Instructions to follow
Exactly as written, quote every line that follows, skipping the images.

Records to process
========================================

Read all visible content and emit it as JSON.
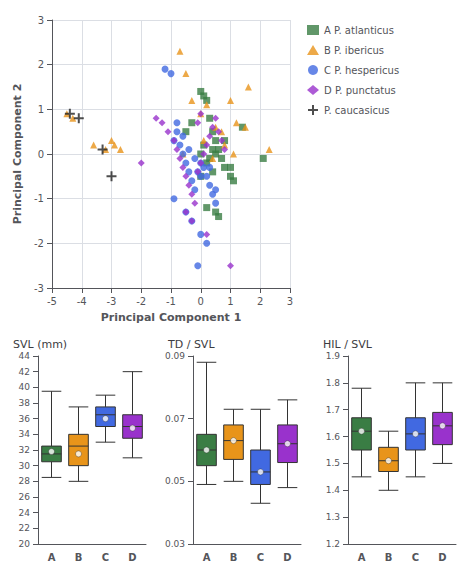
{
  "chart_data": [
    {
      "type": "scatter",
      "xlabel": "Principal Component 1",
      "ylabel": "Principal Component 2",
      "xlim": [
        -5,
        3
      ],
      "xticks": [
        -5,
        -4,
        -3,
        -2,
        -1,
        0,
        1,
        2,
        3
      ],
      "ylim": [
        -3,
        3
      ],
      "yticks": [
        -3,
        -2,
        -1,
        0,
        1,
        2,
        3
      ],
      "grid": true,
      "legend": "right",
      "series": [
        {
          "name": "A P. atlanticus",
          "color": "#3a7d44",
          "marker": "square",
          "x": [
            -0.5,
            -0.3,
            0.0,
            0.1,
            0.2,
            0.3,
            0.4,
            0.5,
            0.6,
            0.7,
            0.8,
            1.0,
            1.1,
            1.4,
            2.1,
            0.0,
            0.2,
            0.4,
            0.5,
            0.6,
            0.1,
            0.3,
            0.5,
            0.8,
            1.0,
            0.2,
            0.0,
            0.4
          ],
          "y": [
            0.5,
            0.7,
            1.4,
            1.3,
            1.2,
            0.8,
            0.5,
            0.3,
            0.1,
            -0.1,
            -0.3,
            -0.5,
            -0.6,
            0.6,
            -0.1,
            0.0,
            -0.2,
            -0.4,
            -1.3,
            -1.4,
            0.2,
            -0.1,
            0.0,
            0.3,
            -0.3,
            -1.2,
            -0.5,
            0.1
          ]
        },
        {
          "name": "B P. ibericus",
          "color": "#e8941a",
          "marker": "triangle",
          "x": [
            -4.5,
            -4.3,
            -3.6,
            -3.2,
            -3.0,
            -2.9,
            -2.7,
            -0.7,
            -0.5,
            -0.3,
            0.0,
            0.2,
            0.5,
            0.7,
            1.0,
            1.2,
            1.5,
            1.6,
            2.3,
            -0.6,
            0.1,
            0.4,
            0.8,
            1.1
          ],
          "y": [
            0.9,
            0.8,
            0.2,
            0.1,
            0.3,
            0.2,
            0.1,
            2.3,
            1.8,
            1.2,
            0.9,
            1.1,
            0.6,
            0.5,
            1.2,
            0.7,
            0.6,
            1.5,
            0.1,
            0.0,
            0.3,
            -0.1,
            0.2,
            0.0
          ]
        },
        {
          "name": "C P. hespericus",
          "color": "#4169e1",
          "marker": "circle",
          "x": [
            -1.2,
            -1.0,
            -0.9,
            -0.8,
            -0.7,
            -0.6,
            -0.5,
            -0.4,
            -0.3,
            -0.2,
            -0.1,
            0.0,
            0.1,
            0.2,
            0.3,
            0.4,
            0.5,
            -0.5,
            -0.3,
            -0.1,
            0.0,
            0.2,
            -0.8,
            -0.6,
            -0.4,
            -0.2,
            0.0,
            0.3,
            0.5,
            -0.9
          ],
          "y": [
            1.9,
            1.8,
            0.3,
            0.5,
            0.2,
            0.0,
            -0.2,
            -0.4,
            -0.6,
            -0.8,
            -0.4,
            -0.2,
            -0.3,
            -0.5,
            -0.7,
            -0.9,
            -1.1,
            -1.3,
            -1.5,
            -2.5,
            -1.8,
            -2.0,
            0.7,
            0.4,
            0.1,
            -0.1,
            -0.5,
            -0.3,
            -0.8,
            -1.0
          ]
        },
        {
          "name": "D P. punctatus",
          "color": "#9932cc",
          "marker": "diamond",
          "x": [
            -2.0,
            -1.5,
            -1.3,
            -1.1,
            -0.9,
            -0.8,
            -0.7,
            -0.6,
            -0.5,
            -0.4,
            -0.3,
            -0.2,
            -0.1,
            0.0,
            0.1,
            0.2,
            0.3,
            0.4,
            0.5,
            0.6,
            0.7,
            0.8,
            1.0,
            -0.3,
            -0.5,
            0.2,
            0.0,
            -0.1
          ],
          "y": [
            -0.2,
            0.8,
            0.7,
            0.5,
            0.3,
            0.1,
            -0.1,
            -0.3,
            -0.5,
            -0.7,
            -0.9,
            -1.1,
            -0.4,
            -0.2,
            0.0,
            0.2,
            0.4,
            0.6,
            0.8,
            0.5,
            0.3,
            0.1,
            -2.5,
            -1.5,
            -1.3,
            -1.8,
            0.9,
            0.7
          ]
        },
        {
          "name": "P. caucasicus",
          "color": "#222222",
          "marker": "plus",
          "x": [
            -4.4,
            -4.1,
            -3.3,
            -3.0
          ],
          "y": [
            0.9,
            0.8,
            0.1,
            -0.5
          ]
        }
      ]
    },
    {
      "type": "box",
      "title": "SVL (mm)",
      "categories": [
        "A",
        "B",
        "C",
        "D"
      ],
      "colors": [
        "#3a7d44",
        "#e8941a",
        "#4169e1",
        "#9932cc"
      ],
      "ylim": [
        20,
        44
      ],
      "yticks": [
        20,
        22,
        24,
        26,
        28,
        30,
        32,
        34,
        36,
        38,
        40,
        42,
        44
      ],
      "grid": false,
      "whislo": [
        28.5,
        28.0,
        33.0,
        31.0
      ],
      "q1": [
        30.5,
        30.0,
        35.0,
        33.5
      ],
      "med": [
        31.5,
        32.5,
        36.5,
        35.0
      ],
      "mean": [
        31.8,
        31.5,
        36.0,
        34.8
      ],
      "q3": [
        32.5,
        34.0,
        37.5,
        36.5
      ],
      "whishi": [
        39.5,
        37.5,
        39.0,
        42.0
      ]
    },
    {
      "type": "box",
      "title": "TD / SVL",
      "categories": [
        "A",
        "B",
        "C",
        "D"
      ],
      "colors": [
        "#3a7d44",
        "#e8941a",
        "#4169e1",
        "#9932cc"
      ],
      "ylim": [
        0.03,
        0.09
      ],
      "yticks": [
        0.03,
        0.05,
        0.07,
        0.09
      ],
      "grid": false,
      "whislo": [
        0.049,
        0.05,
        0.043,
        0.048
      ],
      "q1": [
        0.055,
        0.057,
        0.049,
        0.056
      ],
      "med": [
        0.06,
        0.063,
        0.053,
        0.062
      ],
      "mean": [
        0.06,
        0.063,
        0.053,
        0.062
      ],
      "q3": [
        0.065,
        0.068,
        0.06,
        0.068
      ],
      "whishi": [
        0.088,
        0.073,
        0.073,
        0.076
      ]
    },
    {
      "type": "box",
      "title": "HIL / SVL",
      "categories": [
        "A",
        "B",
        "C",
        "D"
      ],
      "colors": [
        "#3a7d44",
        "#e8941a",
        "#4169e1",
        "#9932cc"
      ],
      "ylim": [
        1.2,
        1.9
      ],
      "yticks": [
        1.2,
        1.3,
        1.4,
        1.5,
        1.6,
        1.7,
        1.8,
        1.9
      ],
      "grid": false,
      "whislo": [
        1.45,
        1.4,
        1.45,
        1.5
      ],
      "q1": [
        1.55,
        1.47,
        1.55,
        1.57
      ],
      "med": [
        1.62,
        1.51,
        1.61,
        1.64
      ],
      "mean": [
        1.62,
        1.51,
        1.61,
        1.64
      ],
      "q3": [
        1.67,
        1.56,
        1.67,
        1.69
      ],
      "whishi": [
        1.78,
        1.62,
        1.8,
        1.8
      ]
    }
  ]
}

========================================

Answer in full
Read all visible content and emit it as JSON.
{
  "chart_data": [
    {
      "type": "scatter",
      "xlabel": "Principal Component 1",
      "ylabel": "Principal Component 2",
      "xlim": [
        -5,
        3
      ],
      "xticks": [
        -5,
        -4,
        -3,
        -2,
        -1,
        0,
        1,
        2,
        3
      ],
      "ylim": [
        -3,
        3
      ],
      "yticks": [
        -3,
        -2,
        -1,
        0,
        1,
        2,
        3
      ],
      "grid": true,
      "legend": "right",
      "series": [
        {
          "name": "A P. atlanticus",
          "color": "#3a7d44",
          "marker": "square",
          "x": [
            -0.5,
            -0.3,
            0.0,
            0.1,
            0.2,
            0.3,
            0.4,
            0.5,
            0.6,
            0.7,
            0.8,
            1.0,
            1.1,
            1.4,
            2.1,
            0.0,
            0.2,
            0.4,
            0.5,
            0.6,
            0.1,
            0.3,
            0.5,
            0.8,
            1.0,
            0.2,
            0.0,
            0.4
          ],
          "y": [
            0.5,
            0.7,
            1.4,
            1.3,
            1.2,
            0.8,
            0.5,
            0.3,
            0.1,
            -0.1,
            -0.3,
            -0.5,
            -0.6,
            0.6,
            -0.1,
            0.0,
            -0.2,
            -0.4,
            -1.3,
            -1.4,
            0.2,
            -0.1,
            0.0,
            0.3,
            -0.3,
            -1.2,
            -0.5,
            0.1
          ]
        },
        {
          "name": "B P. ibericus",
          "color": "#e8941a",
          "marker": "triangle",
          "x": [
            -4.5,
            -4.3,
            -3.6,
            -3.2,
            -3.0,
            -2.9,
            -2.7,
            -0.7,
            -0.5,
            -0.3,
            0.0,
            0.2,
            0.5,
            0.7,
            1.0,
            1.2,
            1.5,
            1.6,
            2.3,
            -0.6,
            0.1,
            0.4,
            0.8,
            1.1
          ],
          "y": [
            0.9,
            0.8,
            0.2,
            0.1,
            0.3,
            0.2,
            0.1,
            2.3,
            1.8,
            1.2,
            0.9,
            1.1,
            0.6,
            0.5,
            1.2,
            0.7,
            0.6,
            1.5,
            0.1,
            0.0,
            0.3,
            -0.1,
            0.2,
            0.0
          ]
        },
        {
          "name": "C P. hespericus",
          "color": "#4169e1",
          "marker": "circle",
          "x": [
            -1.2,
            -1.0,
            -0.9,
            -0.8,
            -0.7,
            -0.6,
            -0.5,
            -0.4,
            -0.3,
            -0.2,
            -0.1,
            0.0,
            0.1,
            0.2,
            0.3,
            0.4,
            0.5,
            -0.5,
            -0.3,
            -0.1,
            0.0,
            0.2,
            -0.8,
            -0.6,
            -0.4,
            -0.2,
            0.0,
            0.3,
            0.5,
            -0.9
          ],
          "y": [
            1.9,
            1.8,
            0.3,
            0.5,
            0.2,
            0.0,
            -0.2,
            -0.4,
            -0.6,
            -0.8,
            -0.4,
            -0.2,
            -0.3,
            -0.5,
            -0.7,
            -0.9,
            -1.1,
            -1.3,
            -1.5,
            -2.5,
            -1.8,
            -2.0,
            0.7,
            0.4,
            0.1,
            -0.1,
            -0.5,
            -0.3,
            -0.8,
            -1.0
          ]
        },
        {
          "name": "D P. punctatus",
          "color": "#9932cc",
          "marker": "diamond",
          "x": [
            -2.0,
            -1.5,
            -1.3,
            -1.1,
            -0.9,
            -0.8,
            -0.7,
            -0.6,
            -0.5,
            -0.4,
            -0.3,
            -0.2,
            -0.1,
            0.0,
            0.1,
            0.2,
            0.3,
            0.4,
            0.5,
            0.6,
            0.7,
            0.8,
            1.0,
            -0.3,
            -0.5,
            0.2,
            0.0,
            -0.1
          ],
          "y": [
            -0.2,
            0.8,
            0.7,
            0.5,
            0.3,
            0.1,
            -0.1,
            -0.3,
            -0.5,
            -0.7,
            -0.9,
            -1.1,
            -0.4,
            -0.2,
            0.0,
            0.2,
            0.4,
            0.6,
            0.8,
            0.5,
            0.3,
            0.1,
            -2.5,
            -1.5,
            -1.3,
            -1.8,
            0.9,
            0.7
          ]
        },
        {
          "name": "P. caucasicus",
          "color": "#222222",
          "marker": "plus",
          "x": [
            -4.4,
            -4.1,
            -3.3,
            -3.0
          ],
          "y": [
            0.9,
            0.8,
            0.1,
            -0.5
          ]
        }
      ]
    },
    {
      "type": "box",
      "title": "SVL (mm)",
      "categories": [
        "A",
        "B",
        "C",
        "D"
      ],
      "colors": [
        "#3a7d44",
        "#e8941a",
        "#4169e1",
        "#9932cc"
      ],
      "ylim": [
        20,
        44
      ],
      "yticks": [
        20,
        22,
        24,
        26,
        28,
        30,
        32,
        34,
        36,
        38,
        40,
        42,
        44
      ],
      "grid": false,
      "whislo": [
        28.5,
        28.0,
        33.0,
        31.0
      ],
      "q1": [
        30.5,
        30.0,
        35.0,
        33.5
      ],
      "med": [
        31.5,
        32.5,
        36.5,
        35.0
      ],
      "mean": [
        31.8,
        31.5,
        36.0,
        34.8
      ],
      "q3": [
        32.5,
        34.0,
        37.5,
        36.5
      ],
      "whishi": [
        39.5,
        37.5,
        39.0,
        42.0
      ]
    },
    {
      "type": "box",
      "title": "TD / SVL",
      "categories": [
        "A",
        "B",
        "C",
        "D"
      ],
      "colors": [
        "#3a7d44",
        "#e8941a",
        "#4169e1",
        "#9932cc"
      ],
      "ylim": [
        0.03,
        0.09
      ],
      "yticks": [
        0.03,
        0.05,
        0.07,
        0.09
      ],
      "grid": false,
      "whislo": [
        0.049,
        0.05,
        0.043,
        0.048
      ],
      "q1": [
        0.055,
        0.057,
        0.049,
        0.056
      ],
      "med": [
        0.06,
        0.063,
        0.053,
        0.062
      ],
      "mean": [
        0.06,
        0.063,
        0.053,
        0.062
      ],
      "q3": [
        0.065,
        0.068,
        0.06,
        0.068
      ],
      "whishi": [
        0.088,
        0.073,
        0.073,
        0.076
      ]
    },
    {
      "type": "box",
      "title": "HIL / SVL",
      "categories": [
        "A",
        "B",
        "C",
        "D"
      ],
      "colors": [
        "#3a7d44",
        "#e8941a",
        "#4169e1",
        "#9932cc"
      ],
      "ylim": [
        1.2,
        1.9
      ],
      "yticks": [
        1.2,
        1.3,
        1.4,
        1.5,
        1.6,
        1.7,
        1.8,
        1.9
      ],
      "grid": false,
      "whislo": [
        1.45,
        1.4,
        1.45,
        1.5
      ],
      "q1": [
        1.55,
        1.47,
        1.55,
        1.57
      ],
      "med": [
        1.62,
        1.51,
        1.61,
        1.64
      ],
      "mean": [
        1.62,
        1.51,
        1.61,
        1.64
      ],
      "q3": [
        1.67,
        1.56,
        1.67,
        1.69
      ],
      "whishi": [
        1.78,
        1.62,
        1.8,
        1.8
      ]
    }
  ]
}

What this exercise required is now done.